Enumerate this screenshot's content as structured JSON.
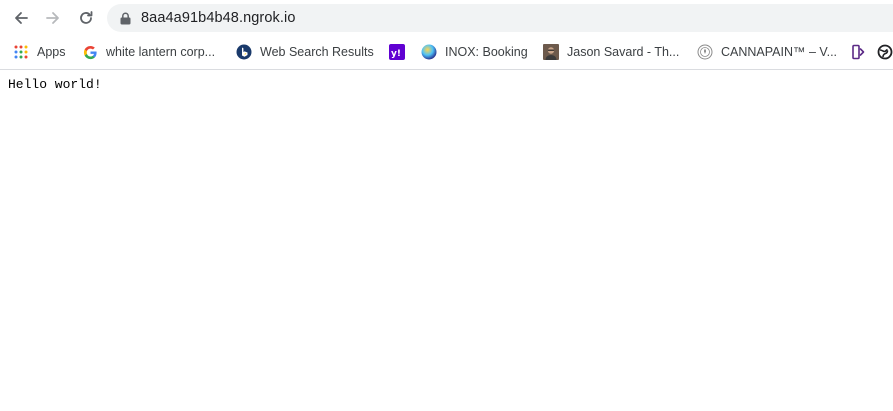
{
  "address_bar": {
    "url": "8aa4a91b4b48.ngrok.io"
  },
  "bookmarks": [
    {
      "label": "Apps",
      "icon": "apps-grid-icon"
    },
    {
      "label": "white lantern corp...",
      "icon": "google-g-icon"
    },
    {
      "label": "Web Search Results",
      "icon": "bing-b-icon"
    },
    {
      "label": "",
      "icon": "yahoo-icon"
    },
    {
      "label": "INOX: Booking",
      "icon": "inox-logo-icon"
    },
    {
      "label": "Jason Savard - Th...",
      "icon": "avatar-icon"
    },
    {
      "label": "CANNAPAIN™ – V...",
      "icon": "cannapain-icon"
    },
    {
      "label": "",
      "icon": "bookmark-partial-icon"
    },
    {
      "label": "",
      "icon": "globe-icon"
    }
  ],
  "page": {
    "body_text": "Hello world!"
  },
  "colors": {
    "omnibox_bg": "#f1f3f4",
    "toolbar_icon": "#5f6368",
    "yahoo_purple": "#6001d2"
  }
}
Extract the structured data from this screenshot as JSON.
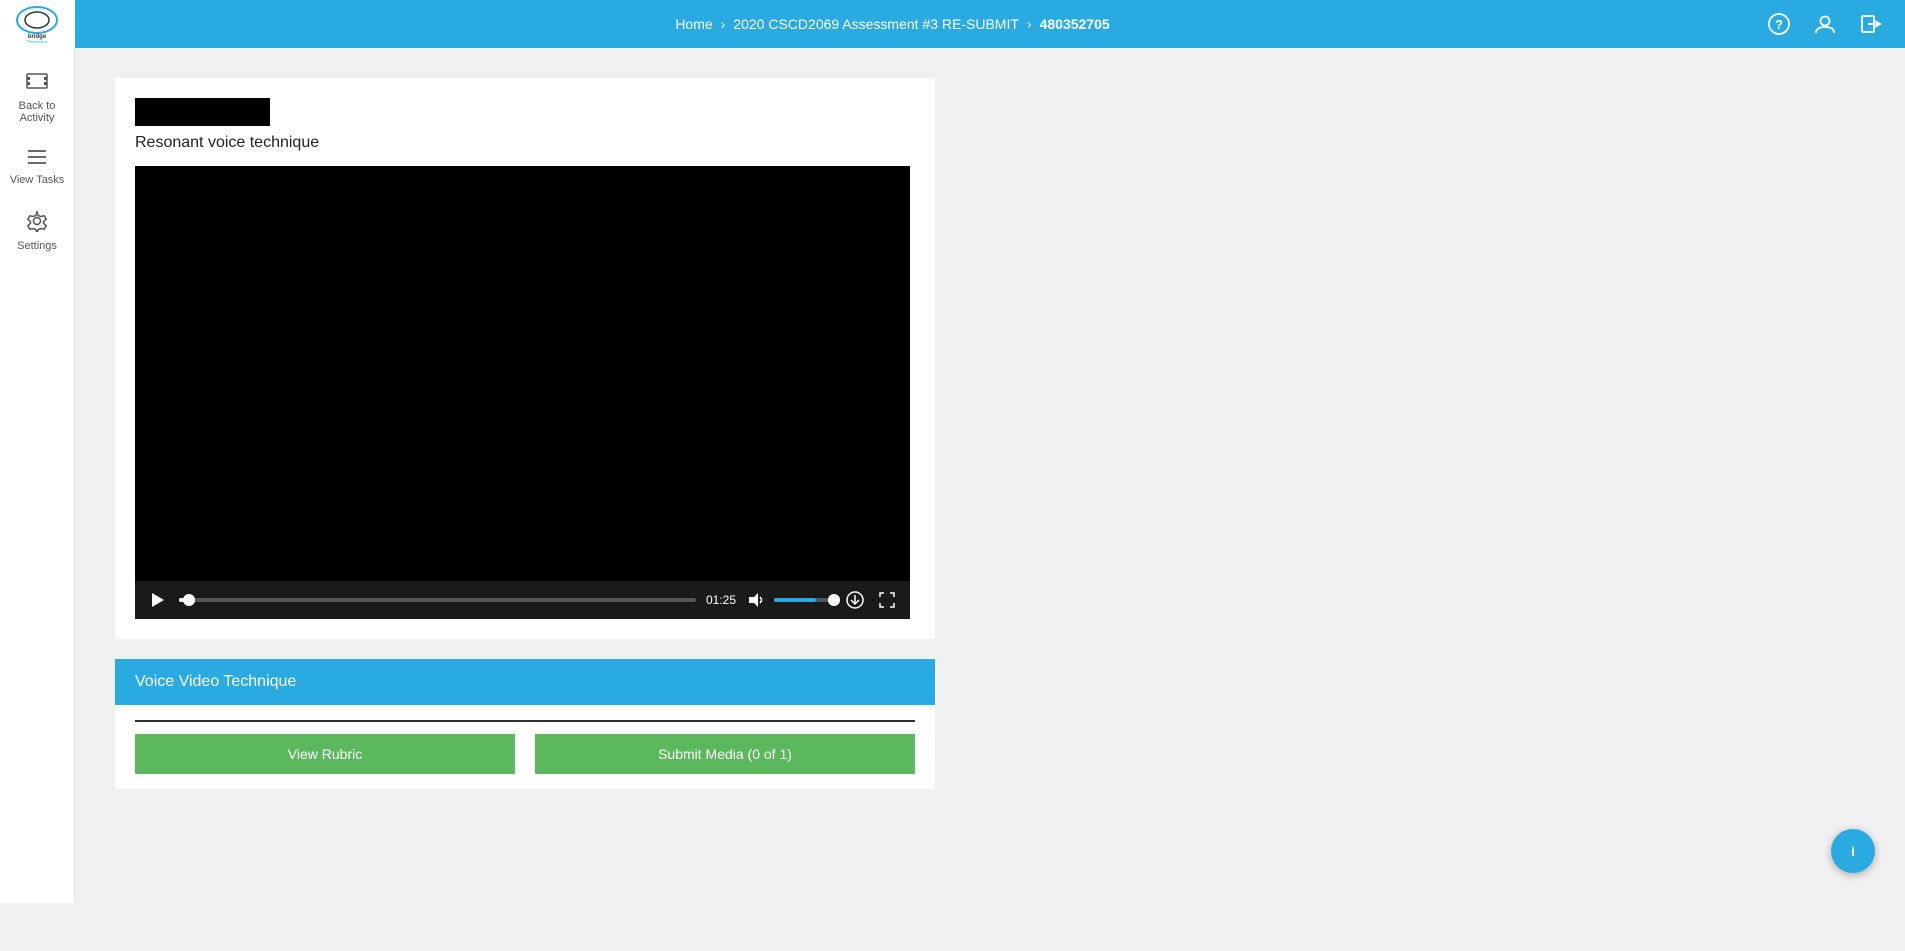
{
  "header": {
    "breadcrumb": {
      "home": "Home",
      "sep1": "›",
      "course": "2020 CSCD2069 Assessment #3 RE-SUBMIT",
      "sep2": "›",
      "id": "480352705"
    }
  },
  "sidebar": {
    "items": [
      {
        "id": "back-to-activity",
        "label": "Back to\nActivity",
        "icon": "film"
      },
      {
        "id": "view-tasks",
        "label": "View Tasks",
        "icon": "list"
      },
      {
        "id": "settings",
        "label": "Settings",
        "icon": "gear"
      }
    ]
  },
  "main": {
    "video": {
      "title": "Resonant voice technique",
      "time": "01:25",
      "progress_pct": 2,
      "volume_pct": 70
    },
    "vvt": {
      "header": "Voice Video Technique",
      "btn1": "View Rubric",
      "btn2": "Submit Media (0 of 1)"
    }
  },
  "nav_icons": {
    "help": "?",
    "user": "👤",
    "logout": "⎋"
  },
  "fab": {
    "icon": "ℹ"
  },
  "colors": {
    "accent": "#29ABE2",
    "green": "#5cb85c",
    "black": "#000000"
  }
}
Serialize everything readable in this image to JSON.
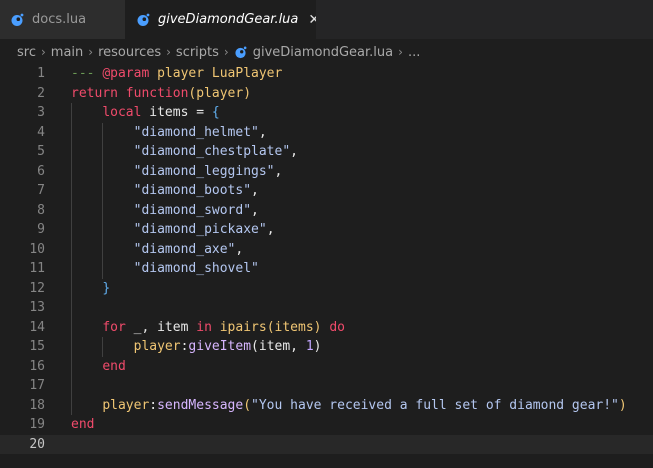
{
  "tabs": [
    {
      "label": "docs.lua",
      "active": false
    },
    {
      "label": "giveDiamondGear.lua",
      "active": true,
      "close_glyph": "✕"
    }
  ],
  "breadcrumb": {
    "items": [
      "src",
      "main",
      "resources",
      "scripts",
      "giveDiamondGear.lua",
      "..."
    ]
  },
  "icons": {
    "tab_file_icon": "lua-file-icon",
    "accent": "#4a9eff"
  },
  "editor": {
    "current_line": 20,
    "line_numbers": [
      "1",
      "2",
      "3",
      "4",
      "5",
      "6",
      "7",
      "8",
      "9",
      "10",
      "11",
      "12",
      "13",
      "14",
      "15",
      "16",
      "17",
      "18",
      "19",
      "20"
    ],
    "lines": [
      [
        {
          "t": "--- ",
          "c": "c-comment"
        },
        {
          "t": "@param",
          "c": "c-kw"
        },
        {
          "t": " player LuaPlayer",
          "c": "c-param"
        }
      ],
      [
        {
          "t": "return function",
          "c": "c-kw"
        },
        {
          "t": "(player)",
          "c": "c-param"
        }
      ],
      [
        {
          "t": "    "
        },
        {
          "t": "local",
          "c": "c-kw"
        },
        {
          "t": " items = ",
          "c": "c-plain"
        },
        {
          "t": "{",
          "c": "c-brace"
        }
      ],
      [
        {
          "t": "        "
        },
        {
          "t": "\"diamond_helmet\"",
          "c": "c-str"
        },
        {
          "t": ",",
          "c": "c-plain"
        }
      ],
      [
        {
          "t": "        "
        },
        {
          "t": "\"diamond_chestplate\"",
          "c": "c-str"
        },
        {
          "t": ",",
          "c": "c-plain"
        }
      ],
      [
        {
          "t": "        "
        },
        {
          "t": "\"diamond_leggings\"",
          "c": "c-str"
        },
        {
          "t": ",",
          "c": "c-plain"
        }
      ],
      [
        {
          "t": "        "
        },
        {
          "t": "\"diamond_boots\"",
          "c": "c-str"
        },
        {
          "t": ",",
          "c": "c-plain"
        }
      ],
      [
        {
          "t": "        "
        },
        {
          "t": "\"diamond_sword\"",
          "c": "c-str"
        },
        {
          "t": ",",
          "c": "c-plain"
        }
      ],
      [
        {
          "t": "        "
        },
        {
          "t": "\"diamond_pickaxe\"",
          "c": "c-str"
        },
        {
          "t": ",",
          "c": "c-plain"
        }
      ],
      [
        {
          "t": "        "
        },
        {
          "t": "\"diamond_axe\"",
          "c": "c-str"
        },
        {
          "t": ",",
          "c": "c-plain"
        }
      ],
      [
        {
          "t": "        "
        },
        {
          "t": "\"diamond_shovel\"",
          "c": "c-str"
        }
      ],
      [
        {
          "t": "    "
        },
        {
          "t": "}",
          "c": "c-brace"
        }
      ],
      [],
      [
        {
          "t": "    "
        },
        {
          "t": "for",
          "c": "c-kw"
        },
        {
          "t": " _, item ",
          "c": "c-plain"
        },
        {
          "t": "in",
          "c": "c-kw"
        },
        {
          "t": " ipairs(items) ",
          "c": "c-param"
        },
        {
          "t": "do",
          "c": "c-kw"
        }
      ],
      [
        {
          "t": "        "
        },
        {
          "t": "player",
          "c": "c-var"
        },
        {
          "t": ":",
          "c": "c-plain"
        },
        {
          "t": "giveItem",
          "c": "c-method"
        },
        {
          "t": "(item, ",
          "c": "c-plain"
        },
        {
          "t": "1",
          "c": "c-num"
        },
        {
          "t": ")",
          "c": "c-plain"
        }
      ],
      [
        {
          "t": "    "
        },
        {
          "t": "end",
          "c": "c-kw"
        }
      ],
      [],
      [
        {
          "t": "    "
        },
        {
          "t": "player",
          "c": "c-var"
        },
        {
          "t": ":",
          "c": "c-plain"
        },
        {
          "t": "sendMessage",
          "c": "c-method"
        },
        {
          "t": "(",
          "c": "c-paren"
        },
        {
          "t": "\"You have received a full set of diamond gear!\"",
          "c": "c-str"
        },
        {
          "t": ")",
          "c": "c-paren"
        }
      ],
      [
        {
          "t": "end",
          "c": "c-kw"
        }
      ],
      []
    ],
    "indent_guides": [
      {
        "line": 3,
        "levels": [
          1
        ]
      },
      {
        "line": 4,
        "levels": [
          1,
          2
        ]
      },
      {
        "line": 5,
        "levels": [
          1,
          2
        ]
      },
      {
        "line": 6,
        "levels": [
          1,
          2
        ]
      },
      {
        "line": 7,
        "levels": [
          1,
          2
        ]
      },
      {
        "line": 8,
        "levels": [
          1,
          2
        ]
      },
      {
        "line": 9,
        "levels": [
          1,
          2
        ]
      },
      {
        "line": 10,
        "levels": [
          1,
          2
        ]
      },
      {
        "line": 11,
        "levels": [
          1,
          2
        ]
      },
      {
        "line": 12,
        "levels": [
          1
        ]
      },
      {
        "line": 13,
        "levels": [
          1
        ]
      },
      {
        "line": 14,
        "levels": [
          1
        ]
      },
      {
        "line": 15,
        "levels": [
          1,
          2
        ]
      },
      {
        "line": 16,
        "levels": [
          1
        ]
      },
      {
        "line": 17,
        "levels": [
          1
        ]
      },
      {
        "line": 18,
        "levels": [
          1
        ]
      }
    ]
  }
}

* _Request_: Quote the records above in full, dropping each picture.

* _Result of the task_:
Enumerate this screenshot's content as structured JSON.
{
  "address_bar": {
    "url": "8aa4a91b4b48.ngrok.io"
  },
  "bookmarks": [
    {
      "label": "Apps",
      "icon": "apps-grid-icon"
    },
    {
      "label": "white lantern corp...",
      "icon": "google-g-icon"
    },
    {
      "label": "Web Search Results",
      "icon": "bing-b-icon"
    },
    {
      "label": "",
      "icon": "yahoo-icon"
    },
    {
      "label": "INOX: Booking",
      "icon": "inox-logo-icon"
    },
    {
      "label": "Jason Savard - Th...",
      "icon": "avatar-icon"
    },
    {
      "label": "CANNAPAIN™ – V...",
      "icon": "cannapain-icon"
    },
    {
      "label": "",
      "icon": "bookmark-partial-icon"
    },
    {
      "label": "",
      "icon": "globe-icon"
    }
  ],
  "page": {
    "body_text": "Hello world!"
  },
  "colors": {
    "omnibox_bg": "#f1f3f4",
    "toolbar_icon": "#5f6368",
    "yahoo_purple": "#6001d2"
  }
}
Extract the structured data from this screenshot as JSON.
{
  "header": {
    "breadcrumb": {
      "home": "Home",
      "sep1": "›",
      "course": "2020 CSCD2069 Assessment #3 RE-SUBMIT",
      "sep2": "›",
      "id": "480352705"
    }
  },
  "sidebar": {
    "items": [
      {
        "id": "back-to-activity",
        "label": "Back to\nActivity",
        "icon": "film"
      },
      {
        "id": "view-tasks",
        "label": "View Tasks",
        "icon": "list"
      },
      {
        "id": "settings",
        "label": "Settings",
        "icon": "gear"
      }
    ]
  },
  "main": {
    "video": {
      "title": "Resonant voice technique",
      "time": "01:25",
      "progress_pct": 2,
      "volume_pct": 70
    },
    "vvt": {
      "header": "Voice Video Technique",
      "btn1": "View Rubric",
      "btn2": "Submit Media (0 of 1)"
    }
  },
  "nav_icons": {
    "help": "?",
    "user": "👤",
    "logout": "⎋"
  },
  "fab": {
    "icon": "ℹ"
  },
  "colors": {
    "accent": "#29ABE2",
    "green": "#5cb85c",
    "black": "#000000"
  }
}
Serialize everything readable in this image to JSON.
{
  "tabs": [
    {
      "label": "docs.lua",
      "active": false
    },
    {
      "label": "giveDiamondGear.lua",
      "active": true,
      "close_glyph": "✕"
    }
  ],
  "breadcrumb": {
    "items": [
      "src",
      "main",
      "resources",
      "scripts",
      "giveDiamondGear.lua",
      "..."
    ]
  },
  "icons": {
    "tab_file_icon": "lua-file-icon",
    "accent": "#4a9eff"
  },
  "editor": {
    "current_line": 20,
    "line_numbers": [
      "1",
      "2",
      "3",
      "4",
      "5",
      "6",
      "7",
      "8",
      "9",
      "10",
      "11",
      "12",
      "13",
      "14",
      "15",
      "16",
      "17",
      "18",
      "19",
      "20"
    ],
    "lines": [
      [
        {
          "t": "--- ",
          "c": "c-comment"
        },
        {
          "t": "@param",
          "c": "c-kw"
        },
        {
          "t": " player LuaPlayer",
          "c": "c-param"
        }
      ],
      [
        {
          "t": "return function",
          "c": "c-kw"
        },
        {
          "t": "(player)",
          "c": "c-param"
        }
      ],
      [
        {
          "t": "    "
        },
        {
          "t": "local",
          "c": "c-kw"
        },
        {
          "t": " items = ",
          "c": "c-plain"
        },
        {
          "t": "{",
          "c": "c-brace"
        }
      ],
      [
        {
          "t": "        "
        },
        {
          "t": "\"diamond_helmet\"",
          "c": "c-str"
        },
        {
          "t": ",",
          "c": "c-plain"
        }
      ],
      [
        {
          "t": "        "
        },
        {
          "t": "\"diamond_chestplate\"",
          "c": "c-str"
        },
        {
          "t": ",",
          "c": "c-plain"
        }
      ],
      [
        {
          "t": "        "
        },
        {
          "t": "\"diamond_leggings\"",
          "c": "c-str"
        },
        {
          "t": ",",
          "c": "c-plain"
        }
      ],
      [
        {
          "t": "        "
        },
        {
          "t": "\"diamond_boots\"",
          "c": "c-str"
        },
        {
          "t": ",",
          "c": "c-plain"
        }
      ],
      [
        {
          "t": "        "
        },
        {
          "t": "\"diamond_sword\"",
          "c": "c-str"
        },
        {
          "t": ",",
          "c": "c-plain"
        }
      ],
      [
        {
          "t": "        "
        },
        {
          "t": "\"diamond_pickaxe\"",
          "c": "c-str"
        },
        {
          "t": ",",
          "c": "c-plain"
        }
      ],
      [
        {
          "t": "        "
        },
        {
          "t": "\"diamond_axe\"",
          "c": "c-str"
        },
        {
          "t": ",",
          "c": "c-plain"
        }
      ],
      [
        {
          "t": "        "
        },
        {
          "t": "\"diamond_shovel\"",
          "c": "c-str"
        }
      ],
      [
        {
          "t": "    "
        },
        {
          "t": "}",
          "c": "c-brace"
        }
      ],
      [],
      [
        {
          "t": "    "
        },
        {
          "t": "for",
          "c": "c-kw"
        },
        {
          "t": " _, item ",
          "c": "c-plain"
        },
        {
          "t": "in",
          "c": "c-kw"
        },
        {
          "t": " ipairs(items) ",
          "c": "c-param"
        },
        {
          "t": "do",
          "c": "c-kw"
        }
      ],
      [
        {
          "t": "        "
        },
        {
          "t": "player",
          "c": "c-var"
        },
        {
          "t": ":",
          "c": "c-plain"
        },
        {
          "t": "giveItem",
          "c": "c-method"
        },
        {
          "t": "(item, ",
          "c": "c-plain"
        },
        {
          "t": "1",
          "c": "c-num"
        },
        {
          "t": ")",
          "c": "c-plain"
        }
      ],
      [
        {
          "t": "    "
        },
        {
          "t": "end",
          "c": "c-kw"
        }
      ],
      [],
      [
        {
          "t": "    "
        },
        {
          "t": "player",
          "c": "c-var"
        },
        {
          "t": ":",
          "c": "c-plain"
        },
        {
          "t": "sendMessage",
          "c": "c-method"
        },
        {
          "t": "(",
          "c": "c-paren"
        },
        {
          "t": "\"You have received a full set of diamond gear!\"",
          "c": "c-str"
        },
        {
          "t": ")",
          "c": "c-paren"
        }
      ],
      [
        {
          "t": "end",
          "c": "c-kw"
        }
      ],
      []
    ],
    "indent_guides": [
      {
        "line": 3,
        "levels": [
          1
        ]
      },
      {
        "line": 4,
        "levels": [
          1,
          2
        ]
      },
      {
        "line": 5,
        "levels": [
          1,
          2
        ]
      },
      {
        "line": 6,
        "levels": [
          1,
          2
        ]
      },
      {
        "line": 7,
        "levels": [
          1,
          2
        ]
      },
      {
        "line": 8,
        "levels": [
          1,
          2
        ]
      },
      {
        "line": 9,
        "levels": [
          1,
          2
        ]
      },
      {
        "line": 10,
        "levels": [
          1,
          2
        ]
      },
      {
        "line": 11,
        "levels": [
          1,
          2
        ]
      },
      {
        "line": 12,
        "levels": [
          1
        ]
      },
      {
        "line": 13,
        "levels": [
          1
        ]
      },
      {
        "line": 14,
        "levels": [
          1
        ]
      },
      {
        "line": 15,
        "levels": [
          1,
          2
        ]
      },
      {
        "line": 16,
        "levels": [
          1
        ]
      },
      {
        "line": 17,
        "levels": [
          1
        ]
      },
      {
        "line": 18,
        "levels": [
          1
        ]
      }
    ]
  }
}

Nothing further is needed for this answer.